## EXERCISE OBJECTIVE
Turn the lines of the records starting at the one containing "- data-point: [283, 403, 291, 411]" and ending at the one containing "- data-point: [460, 331, 468, 339]", both included, into a Markdown table with the columns Row and Line. Number each row and leave out any blank lines.

Start of SUPPLIED ENTRIES

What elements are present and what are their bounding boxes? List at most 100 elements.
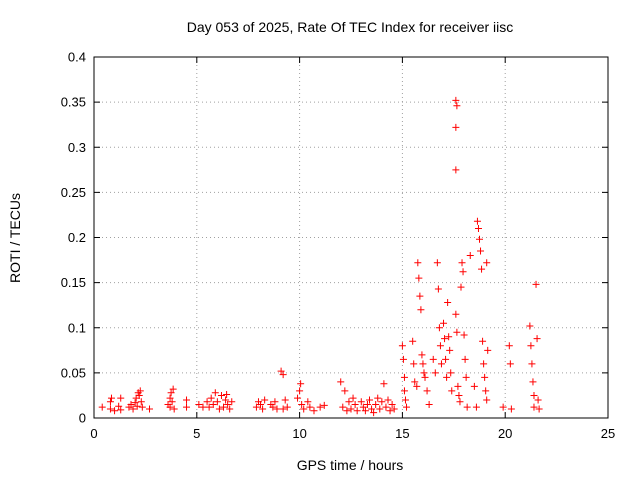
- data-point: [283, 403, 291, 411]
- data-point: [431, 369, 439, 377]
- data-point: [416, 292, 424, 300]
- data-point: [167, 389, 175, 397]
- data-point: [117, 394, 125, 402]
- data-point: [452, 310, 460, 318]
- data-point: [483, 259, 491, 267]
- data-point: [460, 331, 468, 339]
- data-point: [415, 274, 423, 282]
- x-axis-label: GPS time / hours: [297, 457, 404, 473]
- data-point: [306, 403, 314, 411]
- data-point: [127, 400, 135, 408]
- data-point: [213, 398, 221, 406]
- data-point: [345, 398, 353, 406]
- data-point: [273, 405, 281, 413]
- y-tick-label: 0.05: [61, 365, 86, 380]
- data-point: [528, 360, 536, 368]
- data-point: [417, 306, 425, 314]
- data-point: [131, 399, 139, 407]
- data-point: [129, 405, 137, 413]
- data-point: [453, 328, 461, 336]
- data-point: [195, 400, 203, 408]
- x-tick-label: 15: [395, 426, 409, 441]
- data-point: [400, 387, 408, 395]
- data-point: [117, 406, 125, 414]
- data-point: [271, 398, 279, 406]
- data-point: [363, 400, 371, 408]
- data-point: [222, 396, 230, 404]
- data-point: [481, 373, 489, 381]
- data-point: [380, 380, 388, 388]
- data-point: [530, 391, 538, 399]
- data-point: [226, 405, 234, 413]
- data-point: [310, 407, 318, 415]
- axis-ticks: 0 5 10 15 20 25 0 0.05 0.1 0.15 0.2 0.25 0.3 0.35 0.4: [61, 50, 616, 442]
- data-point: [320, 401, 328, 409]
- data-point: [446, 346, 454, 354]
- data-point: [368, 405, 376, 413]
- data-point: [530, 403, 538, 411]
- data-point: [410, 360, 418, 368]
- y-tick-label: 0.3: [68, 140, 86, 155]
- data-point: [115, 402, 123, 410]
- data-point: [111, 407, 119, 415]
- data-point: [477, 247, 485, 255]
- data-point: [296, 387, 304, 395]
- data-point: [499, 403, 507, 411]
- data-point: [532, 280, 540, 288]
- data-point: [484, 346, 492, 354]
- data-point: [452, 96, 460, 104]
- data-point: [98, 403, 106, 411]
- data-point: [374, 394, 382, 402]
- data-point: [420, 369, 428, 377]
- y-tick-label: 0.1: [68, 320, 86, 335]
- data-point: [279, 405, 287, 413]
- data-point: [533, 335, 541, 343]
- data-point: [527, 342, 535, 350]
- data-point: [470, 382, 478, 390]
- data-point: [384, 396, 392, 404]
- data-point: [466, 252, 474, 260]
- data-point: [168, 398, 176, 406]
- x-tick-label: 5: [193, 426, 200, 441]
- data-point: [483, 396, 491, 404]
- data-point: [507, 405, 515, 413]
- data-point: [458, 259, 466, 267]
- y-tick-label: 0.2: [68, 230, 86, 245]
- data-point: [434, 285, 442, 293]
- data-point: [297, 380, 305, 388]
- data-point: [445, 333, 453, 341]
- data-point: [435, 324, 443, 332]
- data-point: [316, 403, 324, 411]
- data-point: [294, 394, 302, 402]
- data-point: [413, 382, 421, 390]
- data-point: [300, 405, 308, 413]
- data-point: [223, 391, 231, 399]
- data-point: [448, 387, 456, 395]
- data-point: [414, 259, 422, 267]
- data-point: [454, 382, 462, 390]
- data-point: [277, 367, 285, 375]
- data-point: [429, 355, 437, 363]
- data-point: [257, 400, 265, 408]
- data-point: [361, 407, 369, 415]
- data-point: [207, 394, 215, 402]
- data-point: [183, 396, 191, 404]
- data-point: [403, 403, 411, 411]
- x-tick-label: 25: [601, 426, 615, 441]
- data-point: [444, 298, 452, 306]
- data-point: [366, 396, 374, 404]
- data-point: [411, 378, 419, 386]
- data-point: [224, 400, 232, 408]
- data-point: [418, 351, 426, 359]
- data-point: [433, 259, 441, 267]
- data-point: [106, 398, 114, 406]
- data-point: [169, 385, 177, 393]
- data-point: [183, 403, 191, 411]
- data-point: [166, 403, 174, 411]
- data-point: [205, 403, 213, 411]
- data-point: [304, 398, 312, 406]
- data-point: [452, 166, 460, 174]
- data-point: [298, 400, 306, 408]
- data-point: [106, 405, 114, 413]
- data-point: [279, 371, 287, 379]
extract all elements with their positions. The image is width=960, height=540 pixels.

End of SUPPLIED ENTRIES
Start of SUPPLIED ENTRIES

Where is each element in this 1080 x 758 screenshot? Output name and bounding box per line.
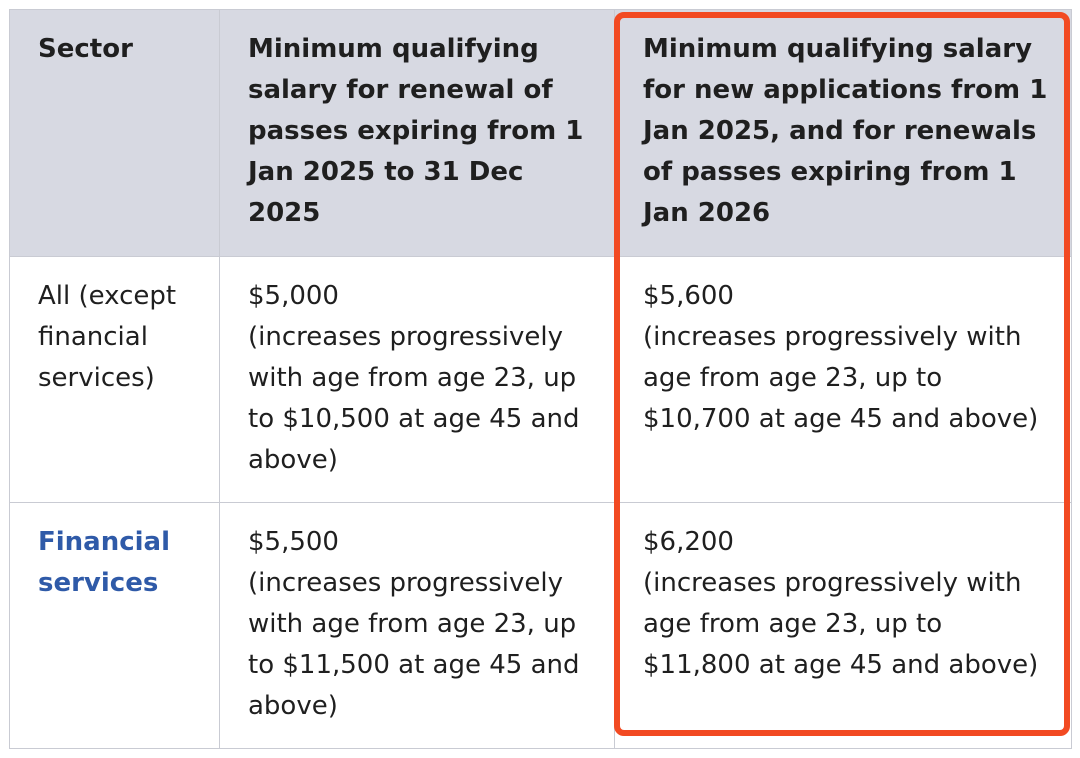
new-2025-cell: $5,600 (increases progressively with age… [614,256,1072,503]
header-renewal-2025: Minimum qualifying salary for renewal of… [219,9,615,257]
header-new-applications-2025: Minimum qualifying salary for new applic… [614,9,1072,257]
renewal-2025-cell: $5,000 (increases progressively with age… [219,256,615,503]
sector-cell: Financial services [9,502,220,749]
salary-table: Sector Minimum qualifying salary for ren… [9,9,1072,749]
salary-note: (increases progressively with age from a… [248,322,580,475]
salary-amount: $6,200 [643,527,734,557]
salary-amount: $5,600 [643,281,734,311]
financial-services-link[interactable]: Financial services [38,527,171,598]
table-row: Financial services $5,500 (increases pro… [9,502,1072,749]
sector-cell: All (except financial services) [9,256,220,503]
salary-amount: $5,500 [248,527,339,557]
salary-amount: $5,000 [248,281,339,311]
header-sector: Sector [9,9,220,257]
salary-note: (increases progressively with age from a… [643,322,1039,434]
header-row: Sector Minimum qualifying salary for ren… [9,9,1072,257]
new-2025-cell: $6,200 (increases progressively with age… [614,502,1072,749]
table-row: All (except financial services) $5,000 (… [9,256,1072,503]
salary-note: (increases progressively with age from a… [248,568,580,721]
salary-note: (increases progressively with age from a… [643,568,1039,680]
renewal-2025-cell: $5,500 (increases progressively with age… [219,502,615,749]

End of SUPPLIED ENTRIES
Start of SUPPLIED ENTRIES

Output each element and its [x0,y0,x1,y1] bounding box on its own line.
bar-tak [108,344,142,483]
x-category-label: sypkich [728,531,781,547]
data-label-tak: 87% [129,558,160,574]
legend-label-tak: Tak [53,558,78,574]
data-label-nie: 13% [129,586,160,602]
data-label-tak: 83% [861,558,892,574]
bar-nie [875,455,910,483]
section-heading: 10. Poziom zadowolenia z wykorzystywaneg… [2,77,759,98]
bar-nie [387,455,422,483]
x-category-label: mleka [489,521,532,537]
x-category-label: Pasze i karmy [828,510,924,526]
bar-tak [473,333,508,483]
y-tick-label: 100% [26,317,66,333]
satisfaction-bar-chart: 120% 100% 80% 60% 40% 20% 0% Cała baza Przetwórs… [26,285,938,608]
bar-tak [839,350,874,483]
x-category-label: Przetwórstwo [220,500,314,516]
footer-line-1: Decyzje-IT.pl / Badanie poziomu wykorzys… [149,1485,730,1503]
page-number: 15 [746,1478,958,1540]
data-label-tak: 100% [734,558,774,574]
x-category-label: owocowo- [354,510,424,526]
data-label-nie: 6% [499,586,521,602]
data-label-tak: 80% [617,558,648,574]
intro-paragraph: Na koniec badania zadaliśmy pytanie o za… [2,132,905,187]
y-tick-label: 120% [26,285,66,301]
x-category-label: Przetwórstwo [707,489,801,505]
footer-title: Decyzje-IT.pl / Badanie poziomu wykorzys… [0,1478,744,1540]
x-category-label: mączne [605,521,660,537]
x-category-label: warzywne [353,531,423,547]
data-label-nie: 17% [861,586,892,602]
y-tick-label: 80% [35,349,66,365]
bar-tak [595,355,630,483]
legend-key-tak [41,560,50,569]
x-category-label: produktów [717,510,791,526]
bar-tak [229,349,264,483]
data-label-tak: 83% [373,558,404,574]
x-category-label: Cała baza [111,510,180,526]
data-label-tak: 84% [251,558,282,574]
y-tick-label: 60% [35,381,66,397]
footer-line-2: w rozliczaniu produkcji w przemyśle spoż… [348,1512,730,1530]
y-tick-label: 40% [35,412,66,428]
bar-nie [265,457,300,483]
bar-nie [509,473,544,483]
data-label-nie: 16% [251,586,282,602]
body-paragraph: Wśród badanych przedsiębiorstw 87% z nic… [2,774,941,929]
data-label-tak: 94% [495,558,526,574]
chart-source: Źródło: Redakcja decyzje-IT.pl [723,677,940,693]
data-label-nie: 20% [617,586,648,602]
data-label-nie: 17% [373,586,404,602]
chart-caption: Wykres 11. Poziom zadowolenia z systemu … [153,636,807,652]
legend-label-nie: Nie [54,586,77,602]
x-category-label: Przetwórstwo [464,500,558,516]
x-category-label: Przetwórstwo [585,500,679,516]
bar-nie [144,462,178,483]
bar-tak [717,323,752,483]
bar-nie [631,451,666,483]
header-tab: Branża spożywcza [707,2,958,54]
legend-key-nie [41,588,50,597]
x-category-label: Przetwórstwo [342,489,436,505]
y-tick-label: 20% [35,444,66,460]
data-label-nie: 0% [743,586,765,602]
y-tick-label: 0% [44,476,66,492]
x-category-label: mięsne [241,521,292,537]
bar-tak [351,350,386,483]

End of SUPPLIED ENTRIES

## SOLUTION BELOW
| Row | Line |
|---|---|
| 1 | - data-point: [283, 403, 291, 411] |
| 2 | - data-point: [431, 369, 439, 377] |
| 3 | - data-point: [416, 292, 424, 300] |
| 4 | - data-point: [167, 389, 175, 397] |
| 5 | - data-point: [117, 394, 125, 402] |
| 6 | - data-point: [452, 310, 460, 318] |
| 7 | - data-point: [483, 259, 491, 267] |
| 8 | - data-point: [460, 331, 468, 339] |